Collection entries

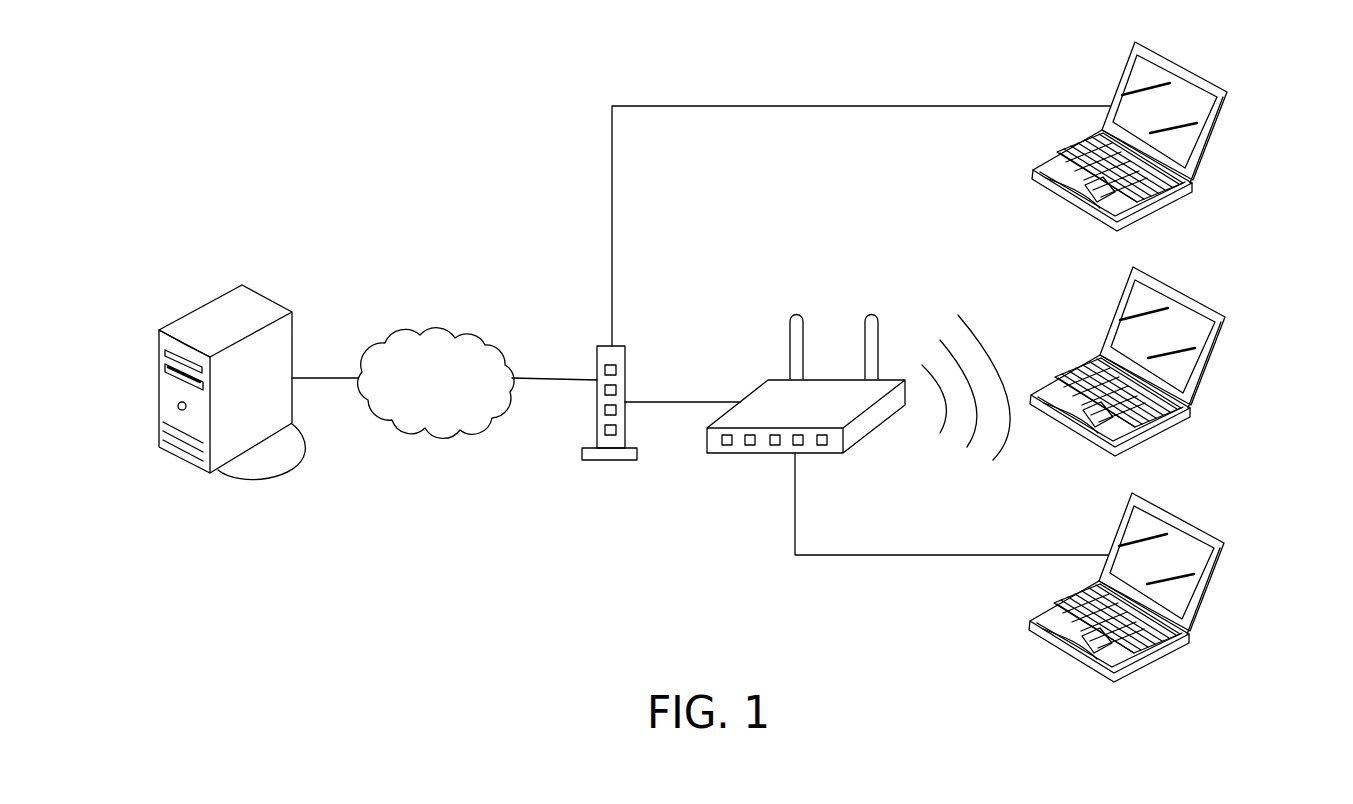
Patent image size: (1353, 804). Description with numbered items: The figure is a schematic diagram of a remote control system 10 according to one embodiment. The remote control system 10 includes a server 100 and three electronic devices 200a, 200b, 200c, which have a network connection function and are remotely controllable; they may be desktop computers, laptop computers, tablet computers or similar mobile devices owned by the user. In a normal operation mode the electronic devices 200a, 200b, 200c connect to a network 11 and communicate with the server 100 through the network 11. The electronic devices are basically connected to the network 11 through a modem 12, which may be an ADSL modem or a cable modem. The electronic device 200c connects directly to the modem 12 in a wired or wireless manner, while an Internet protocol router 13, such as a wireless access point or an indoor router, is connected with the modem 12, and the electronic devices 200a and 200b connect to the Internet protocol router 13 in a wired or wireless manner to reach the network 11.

The remote control system 10 is at (1313, 733).
The server 100 is at (272, 298).
The network 11 is at (483, 332).
The modem 12 is at (608, 462).
The Internet protocol router 13 is at (730, 454).
The electronic device 200a is at (1208, 370).
The electronic device 200b is at (1205, 595).
The electronic device 200c is at (1208, 142).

_EXERCISE TASK_
Can you set down every row above word for word, leaving out the pictures?

_WRITTEN SOLUTION_
Patent image size: (1353, 804). Description with numbered items: The figure is a schematic diagram of a remote control system 10 according to one embodiment. The remote control system 10 includes a server 100 and three electronic devices 200a, 200b, 200c, which have a network connection function and are remotely controllable; they may be desktop computers, laptop computers, tablet computers or similar mobile devices owned by the user. In a normal operation mode the electronic devices 200a, 200b, 200c connect to a network 11 and communicate with the server 100 through the network 11. The electronic devices are basically connected to the network 11 through a modem 12, which may be an ADSL modem or a cable modem. The electronic device 200c connects directly to the modem 12 in a wired or wireless manner, while an Internet protocol router 13, such as a wireless access point or an indoor router, is connected with the modem 12, and the electronic devices 200a and 200b connect to the Internet protocol router 13 in a wired or wireless manner to reach the network 11.

The remote control system 10 is at (1313, 733).
The server 100 is at (272, 298).
The network 11 is at (483, 332).
The modem 12 is at (608, 462).
The Internet protocol router 13 is at (730, 454).
The electronic device 200a is at (1208, 370).
The electronic device 200b is at (1205, 595).
The electronic device 200c is at (1208, 142).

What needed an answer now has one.